- LISTING:
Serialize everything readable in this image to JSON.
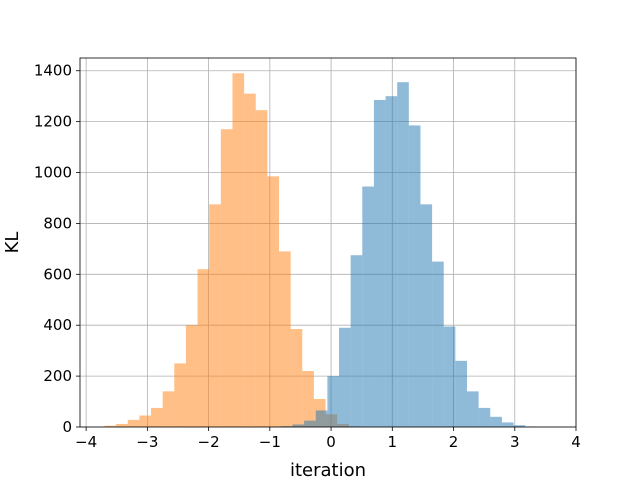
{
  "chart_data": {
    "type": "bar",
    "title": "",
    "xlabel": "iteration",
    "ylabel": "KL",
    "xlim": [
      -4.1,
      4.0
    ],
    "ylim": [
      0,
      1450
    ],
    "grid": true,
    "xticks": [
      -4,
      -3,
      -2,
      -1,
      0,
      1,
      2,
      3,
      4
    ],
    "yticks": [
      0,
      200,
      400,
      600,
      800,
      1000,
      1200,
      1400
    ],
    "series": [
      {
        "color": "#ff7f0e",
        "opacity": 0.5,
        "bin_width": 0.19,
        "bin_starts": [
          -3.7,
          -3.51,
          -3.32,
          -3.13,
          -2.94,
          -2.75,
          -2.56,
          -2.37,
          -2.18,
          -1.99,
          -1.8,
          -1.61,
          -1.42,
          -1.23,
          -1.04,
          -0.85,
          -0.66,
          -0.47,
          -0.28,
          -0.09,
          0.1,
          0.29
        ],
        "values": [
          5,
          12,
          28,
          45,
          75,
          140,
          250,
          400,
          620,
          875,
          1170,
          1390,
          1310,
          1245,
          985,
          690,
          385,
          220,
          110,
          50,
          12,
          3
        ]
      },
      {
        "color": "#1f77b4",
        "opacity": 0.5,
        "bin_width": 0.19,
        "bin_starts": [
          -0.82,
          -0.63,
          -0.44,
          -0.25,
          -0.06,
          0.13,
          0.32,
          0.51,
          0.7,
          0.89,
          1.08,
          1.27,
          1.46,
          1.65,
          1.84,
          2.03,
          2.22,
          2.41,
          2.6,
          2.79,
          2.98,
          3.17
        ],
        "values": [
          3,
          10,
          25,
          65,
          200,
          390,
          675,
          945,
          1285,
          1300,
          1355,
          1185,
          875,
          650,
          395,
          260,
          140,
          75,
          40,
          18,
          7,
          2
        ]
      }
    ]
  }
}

- DIRECTIONS:
Strip out the pictures and quote the remaining data word for word.

- WRITTEN SOLUTION:
Serialize everything readable in this image to JSON.
{
  "chart_data": {
    "type": "bar",
    "title": "",
    "xlabel": "iteration",
    "ylabel": "KL",
    "xlim": [
      -4.1,
      4.0
    ],
    "ylim": [
      0,
      1450
    ],
    "grid": true,
    "xticks": [
      -4,
      -3,
      -2,
      -1,
      0,
      1,
      2,
      3,
      4
    ],
    "yticks": [
      0,
      200,
      400,
      600,
      800,
      1000,
      1200,
      1400
    ],
    "series": [
      {
        "color": "#ff7f0e",
        "opacity": 0.5,
        "bin_width": 0.19,
        "bin_starts": [
          -3.7,
          -3.51,
          -3.32,
          -3.13,
          -2.94,
          -2.75,
          -2.56,
          -2.37,
          -2.18,
          -1.99,
          -1.8,
          -1.61,
          -1.42,
          -1.23,
          -1.04,
          -0.85,
          -0.66,
          -0.47,
          -0.28,
          -0.09,
          0.1,
          0.29
        ],
        "values": [
          5,
          12,
          28,
          45,
          75,
          140,
          250,
          400,
          620,
          875,
          1170,
          1390,
          1310,
          1245,
          985,
          690,
          385,
          220,
          110,
          50,
          12,
          3
        ]
      },
      {
        "color": "#1f77b4",
        "opacity": 0.5,
        "bin_width": 0.19,
        "bin_starts": [
          -0.82,
          -0.63,
          -0.44,
          -0.25,
          -0.06,
          0.13,
          0.32,
          0.51,
          0.7,
          0.89,
          1.08,
          1.27,
          1.46,
          1.65,
          1.84,
          2.03,
          2.22,
          2.41,
          2.6,
          2.79,
          2.98,
          3.17
        ],
        "values": [
          3,
          10,
          25,
          65,
          200,
          390,
          675,
          945,
          1285,
          1300,
          1355,
          1185,
          875,
          650,
          395,
          260,
          140,
          75,
          40,
          18,
          7,
          2
        ]
      }
    ]
  }
}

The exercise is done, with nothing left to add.